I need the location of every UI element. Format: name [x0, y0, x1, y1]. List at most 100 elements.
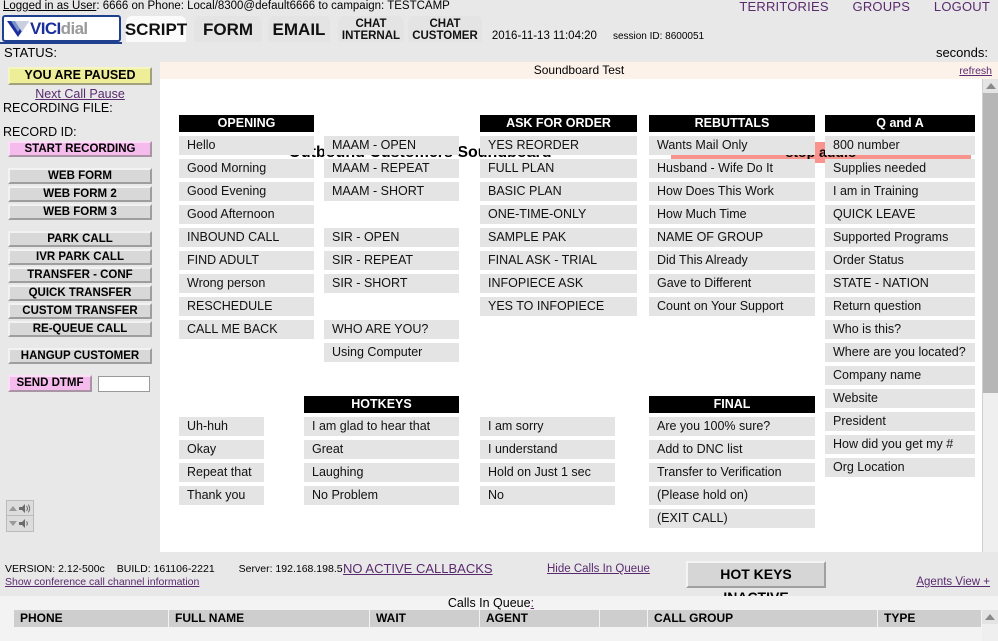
soundboard-item[interactable]: Husband - Wife Do It — [649, 159, 815, 178]
soundboard-item[interactable]: Using Computer — [324, 343, 459, 362]
volume-control[interactable] — [6, 500, 34, 532]
tab-email[interactable]: EMAIL — [268, 16, 330, 44]
soundboard-item[interactable]: Order Status — [825, 251, 975, 270]
calls-in-queue-scrollbar[interactable] — [982, 610, 998, 641]
column-header-wait[interactable]: WAIT — [370, 610, 480, 627]
soundboard-item[interactable]: Where are you located? — [825, 343, 975, 362]
soundboard-item[interactable]: Great — [304, 440, 459, 459]
nav-groups[interactable]: GROUPS — [853, 0, 911, 14]
soundboard-item[interactable]: Hold on Just 1 sec — [480, 463, 615, 482]
soundboard-item[interactable]: I understand — [480, 440, 615, 459]
column-header-full-name[interactable]: FULL NAME — [169, 610, 370, 627]
soundboard-item[interactable]: How did you get my # — [825, 435, 975, 454]
soundboard-item[interactable]: STATE - NATION — [825, 274, 975, 293]
transfer-conf-button[interactable]: TRANSFER - CONF — [8, 267, 152, 283]
soundboard-item[interactable]: President — [825, 412, 975, 431]
quick-transfer-button[interactable]: QUICK TRANSFER — [8, 285, 152, 301]
soundboard-item[interactable]: Company name — [825, 366, 975, 385]
soundboard-item[interactable]: Supported Programs — [825, 228, 975, 247]
send-dtmf-button[interactable]: SEND DTMF — [8, 375, 92, 392]
soundboard-item[interactable]: Website — [825, 389, 975, 408]
soundboard-item[interactable]: Who is this? — [825, 320, 975, 339]
queue-scroll-up-arrow-icon[interactable] — [982, 610, 998, 624]
column-header-type[interactable]: TYPE — [878, 610, 982, 627]
soundboard-item[interactable]: BASIC PLAN — [480, 182, 637, 201]
column-header-agent[interactable]: AGENT — [480, 610, 600, 627]
re-queue-call-button[interactable]: RE-QUEUE CALL — [8, 321, 152, 337]
park-call-button[interactable]: PARK CALL — [8, 231, 152, 247]
soundboard-item[interactable]: I am sorry — [480, 417, 615, 436]
soundboard-item[interactable]: FULL PLAN — [480, 159, 637, 178]
scroll-up-arrow-icon[interactable] — [983, 79, 998, 93]
nav-territories[interactable]: TERRITORIES — [739, 0, 828, 14]
soundboard-item[interactable]: NAME OF GROUP — [649, 228, 815, 247]
soundboard-item[interactable]: MAAM - SHORT — [324, 182, 459, 201]
volume-up-row[interactable] — [7, 501, 33, 516]
volume-down-row[interactable] — [7, 516, 33, 531]
soundboard-item[interactable]: No — [480, 486, 615, 505]
soundboard-item[interactable]: 800 number — [825, 136, 975, 155]
soundboard-item[interactable]: Wants Mail Only — [649, 136, 815, 155]
hot-keys-toggle-button[interactable]: HOT KEYS INACTIVE — [686, 561, 826, 605]
soundboard-item[interactable]: Count on Your Support — [649, 297, 815, 316]
soundboard-item[interactable]: Uh-huh — [179, 417, 264, 436]
web-form-2-button[interactable]: WEB FORM 2 — [8, 186, 152, 202]
nav-logout[interactable]: LOGOUT — [934, 0, 990, 14]
agents-view-link[interactable]: Agents View + — [916, 576, 990, 588]
ivr-park-call-button[interactable]: IVR PARK CALL — [8, 249, 152, 265]
soundboard-item[interactable]: How Much Time — [649, 205, 815, 224]
no-active-callbacks-link[interactable]: NO ACTIVE CALLBACKS — [343, 561, 493, 576]
soundboard-item[interactable]: CALL ME BACK — [179, 320, 314, 339]
soundboard-item[interactable]: Good Morning — [179, 159, 314, 178]
soundboard-item[interactable]: Repeat that — [179, 463, 264, 482]
soundboard-item[interactable]: FINAL ASK - TRIAL — [480, 251, 637, 270]
tab-form[interactable]: FORM — [194, 16, 262, 44]
soundboard-item[interactable]: YES TO INFOPIECE — [480, 297, 637, 316]
soundboard-item[interactable]: Are you 100% sure? — [649, 417, 815, 436]
soundboard-item[interactable]: Org Location — [825, 458, 975, 477]
scrollbar-thumb[interactable] — [983, 93, 998, 393]
soundboard-item[interactable]: FIND ADULT — [179, 251, 314, 270]
soundboard-item[interactable]: MAAM - REPEAT — [324, 159, 459, 178]
soundboard-item[interactable]: RESCHEDULE — [179, 297, 314, 316]
column-header-call-group[interactable]: CALL GROUP — [648, 610, 878, 627]
soundboard-item[interactable]: Gave to Different — [649, 274, 815, 293]
refresh-link[interactable]: refresh — [959, 63, 992, 79]
soundboard-item[interactable]: I am in Training — [825, 182, 975, 201]
soundboard-item[interactable]: Thank you — [179, 486, 264, 505]
soundboard-item[interactable]: Good Evening — [179, 182, 314, 201]
soundboard-item[interactable]: INBOUND CALL — [179, 228, 314, 247]
soundboard-item[interactable]: Transfer to Verification — [649, 463, 815, 482]
soundboard-item[interactable]: SIR - REPEAT — [324, 251, 459, 270]
paused-status-button[interactable]: YOU ARE PAUSED — [8, 67, 152, 85]
soundboard-item[interactable]: YES REORDER — [480, 136, 637, 155]
hide-calls-in-queue-link[interactable]: Hide Calls In Queue — [547, 563, 650, 575]
panel-scrollbar[interactable] — [982, 79, 998, 552]
soundboard-item[interactable]: Supplies needed — [825, 159, 975, 178]
hangup-customer-button[interactable]: HANGUP CUSTOMER — [8, 348, 152, 364]
soundboard-item[interactable]: Good Afternoon — [179, 205, 314, 224]
soundboard-item[interactable]: WHO ARE YOU? — [324, 320, 459, 339]
soundboard-item[interactable]: SAMPLE PAK — [480, 228, 637, 247]
soundboard-item[interactable]: QUICK LEAVE — [825, 205, 975, 224]
soundboard-item[interactable]: Wrong person — [179, 274, 314, 293]
tab-chat-internal[interactable]: CHAT INTERNAL — [338, 16, 404, 44]
soundboard-item[interactable]: No Problem — [304, 486, 459, 505]
soundboard-item[interactable]: Hello — [179, 136, 314, 155]
calls-in-queue-title-colon[interactable]: : — [531, 596, 534, 610]
soundboard-item[interactable]: INFOPIECE ASK — [480, 274, 637, 293]
dtmf-input[interactable] — [98, 375, 150, 392]
soundboard-item[interactable]: Laughing — [304, 463, 459, 482]
soundboard-item[interactable]: (Please hold on) — [649, 486, 815, 505]
soundboard-item[interactable]: ONE-TIME-ONLY — [480, 205, 637, 224]
column-header-phone[interactable]: PHONE — [14, 610, 169, 627]
soundboard-item[interactable]: Return question — [825, 297, 975, 316]
soundboard-item[interactable]: (EXIT CALL) — [649, 509, 815, 528]
soundboard-item[interactable]: I am glad to hear that — [304, 417, 459, 436]
soundboard-item[interactable]: Okay — [179, 440, 264, 459]
next-call-pause-link[interactable]: Next Call Pause — [0, 87, 160, 101]
soundboard-item[interactable]: SIR - SHORT — [324, 274, 459, 293]
soundboard-item[interactable]: Add to DNC list — [649, 440, 815, 459]
start-recording-button[interactable]: START RECORDING — [8, 141, 152, 157]
web-form-3-button[interactable]: WEB FORM 3 — [8, 204, 152, 220]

• • • •

### Aim of the task
Reproduce every one of the rows above verbatim, without the pictures.

### Correct answer
I need the location of every UI element. Format: name [x0, y0, x1, y1]. List at most 100 elements.
soundboard-item[interactable]: Husband - Wife Do It — [649, 159, 815, 178]
soundboard-item[interactable]: Using Computer — [324, 343, 459, 362]
volume-control[interactable] — [6, 500, 34, 532]
tab-email[interactable]: EMAIL — [268, 16, 330, 44]
soundboard-item[interactable]: Order Status — [825, 251, 975, 270]
calls-in-queue-scrollbar[interactable] — [982, 610, 998, 641]
column-header-wait[interactable]: WAIT — [370, 610, 480, 627]
soundboard-item[interactable]: Where are you located? — [825, 343, 975, 362]
soundboard-item[interactable]: Great — [304, 440, 459, 459]
nav-groups[interactable]: GROUPS — [853, 0, 911, 14]
soundboard-item[interactable]: Hold on Just 1 sec — [480, 463, 615, 482]
soundboard-item[interactable]: I understand — [480, 440, 615, 459]
column-header-full-name[interactable]: FULL NAME — [169, 610, 370, 627]
soundboard-item[interactable]: How did you get my # — [825, 435, 975, 454]
soundboard-item[interactable]: STATE - NATION — [825, 274, 975, 293]
transfer-conf-button[interactable]: TRANSFER - CONF — [8, 267, 152, 283]
soundboard-item[interactable]: President — [825, 412, 975, 431]
quick-transfer-button[interactable]: QUICK TRANSFER — [8, 285, 152, 301]
soundboard-item[interactable]: Company name — [825, 366, 975, 385]
soundboard-item[interactable]: Supported Programs — [825, 228, 975, 247]
send-dtmf-button[interactable]: SEND DTMF — [8, 375, 92, 392]
soundboard-item[interactable]: Website — [825, 389, 975, 408]
soundboard-item[interactable]: Who is this? — [825, 320, 975, 339]
queue-scroll-up-arrow-icon[interactable] — [982, 610, 998, 624]
column-header-type[interactable]: TYPE — [878, 610, 982, 627]
soundboard-item[interactable]: BASIC PLAN — [480, 182, 637, 201]
column-header-agent[interactable]: AGENT — [480, 610, 600, 627]
re-queue-call-button[interactable]: RE-QUEUE CALL — [8, 321, 152, 337]
park-call-button[interactable]: PARK CALL — [8, 231, 152, 247]
soundboard-item[interactable]: I am sorry — [480, 417, 615, 436]
soundboard-item[interactable]: FULL PLAN — [480, 159, 637, 178]
scroll-up-arrow-icon[interactable] — [983, 79, 998, 93]
nav-territories[interactable]: TERRITORIES — [739, 0, 828, 14]
soundboard-item[interactable]: NAME OF GROUP — [649, 228, 815, 247]
soundboard-item[interactable]: MAAM - SHORT — [324, 182, 459, 201]
volume-up-row[interactable] — [7, 501, 33, 516]
volume-down-row[interactable] — [7, 516, 33, 531]
soundboard-item[interactable]: No — [480, 486, 615, 505]
soundboard-item[interactable]: 800 number — [825, 136, 975, 155]
soundboard-item[interactable]: Wants Mail Only — [649, 136, 815, 155]
hot-keys-toggle-button[interactable]: HOT KEYS INACTIVE — [686, 561, 826, 605]
soundboard-item[interactable]: Count on Your Support — [649, 297, 815, 316]
soundboard-item[interactable]: Uh-huh — [179, 417, 264, 436]
web-form-2-button[interactable]: WEB FORM 2 — [8, 186, 152, 202]
nav-logout[interactable]: LOGOUT — [934, 0, 990, 14]
agents-view-link[interactable]: Agents View + — [916, 576, 990, 588]
ivr-park-call-button[interactable]: IVR PARK CALL — [8, 249, 152, 265]
soundboard-item[interactable]: How Much Time — [649, 205, 815, 224]
no-active-callbacks-link[interactable]: NO ACTIVE CALLBACKS — [343, 561, 493, 576]
soundboard-item[interactable]: CALL ME BACK — [179, 320, 314, 339]
soundboard-item[interactable]: Good Morning — [179, 159, 314, 178]
soundboard-item[interactable]: Repeat that — [179, 463, 264, 482]
soundboard-item[interactable]: FINAL ASK - TRIAL — [480, 251, 637, 270]
tab-form[interactable]: FORM — [194, 16, 262, 44]
soundboard-item[interactable]: YES TO INFOPIECE — [480, 297, 637, 316]
soundboard-item[interactable]: Are you 100% sure? — [649, 417, 815, 436]
soundboard-item[interactable]: Org Location — [825, 458, 975, 477]
scrollbar-thumb[interactable] — [983, 93, 998, 393]
soundboard-item[interactable]: FIND ADULT — [179, 251, 314, 270]
soundboard-item[interactable]: MAAM - REPEAT — [324, 159, 459, 178]
soundboard-item[interactable]: RESCHEDULE — [179, 297, 314, 316]
column-header-call-group[interactable]: CALL GROUP — [648, 610, 878, 627]
soundboard-item[interactable]: Gave to Different — [649, 274, 815, 293]
refresh-link[interactable]: refresh — [959, 63, 992, 79]
soundboard-item[interactable]: I am in Training — [825, 182, 975, 201]
soundboard-item[interactable]: Thank you — [179, 486, 264, 505]
soundboard-item[interactable]: Good Evening — [179, 182, 314, 201]
soundboard-item[interactable]: INBOUND CALL — [179, 228, 314, 247]
soundboard-item[interactable]: Transfer to Verification — [649, 463, 815, 482]
soundboard-item[interactable]: SIR - REPEAT — [324, 251, 459, 270]
paused-status-button[interactable]: YOU ARE PAUSED — [8, 67, 152, 85]
soundboard-item[interactable]: YES REORDER — [480, 136, 637, 155]
hide-calls-in-queue-link[interactable]: Hide Calls In Queue — [547, 563, 650, 575]
panel-scrollbar[interactable] — [982, 79, 998, 552]
soundboard-item[interactable]: Supplies needed — [825, 159, 975, 178]
hangup-customer-button[interactable]: HANGUP CUSTOMER — [8, 348, 152, 364]
soundboard-item[interactable]: Good Afternoon — [179, 205, 314, 224]
soundboard-item[interactable]: WHO ARE YOU? — [324, 320, 459, 339]
soundboard-item[interactable]: SAMPLE PAK — [480, 228, 637, 247]
soundboard-item[interactable]: QUICK LEAVE — [825, 205, 975, 224]
soundboard-item[interactable]: Wrong person — [179, 274, 314, 293]
tab-chat-internal[interactable]: CHAT INTERNAL — [338, 16, 404, 44]
soundboard-item[interactable]: No Problem — [304, 486, 459, 505]
soundboard-item[interactable]: Hello — [179, 136, 314, 155]
calls-in-queue-title-colon[interactable]: : — [531, 596, 534, 610]
soundboard-item[interactable]: INFOPIECE ASK — [480, 274, 637, 293]
dtmf-input[interactable] — [98, 375, 150, 392]
soundboard-item[interactable]: Laughing — [304, 463, 459, 482]
soundboard-item[interactable]: (Please hold on) — [649, 486, 815, 505]
soundboard-item[interactable]: ONE-TIME-ONLY — [480, 205, 637, 224]
column-header-phone[interactable]: PHONE — [14, 610, 169, 627]
soundboard-item[interactable]: Return question — [825, 297, 975, 316]
soundboard-item[interactable]: (EXIT CALL) — [649, 509, 815, 528]
soundboard-item[interactable]: I am glad to hear that — [304, 417, 459, 436]
soundboard-item[interactable]: Okay — [179, 440, 264, 459]
next-call-pause-link[interactable]: Next Call Pause — [0, 87, 160, 101]
soundboard-item[interactable]: SIR - SHORT — [324, 274, 459, 293]
soundboard-item[interactable]: Add to DNC list — [649, 440, 815, 459]
start-recording-button[interactable]: START RECORDING — [8, 141, 152, 157]
web-form-3-button[interactable]: WEB FORM 3 — [8, 204, 152, 220]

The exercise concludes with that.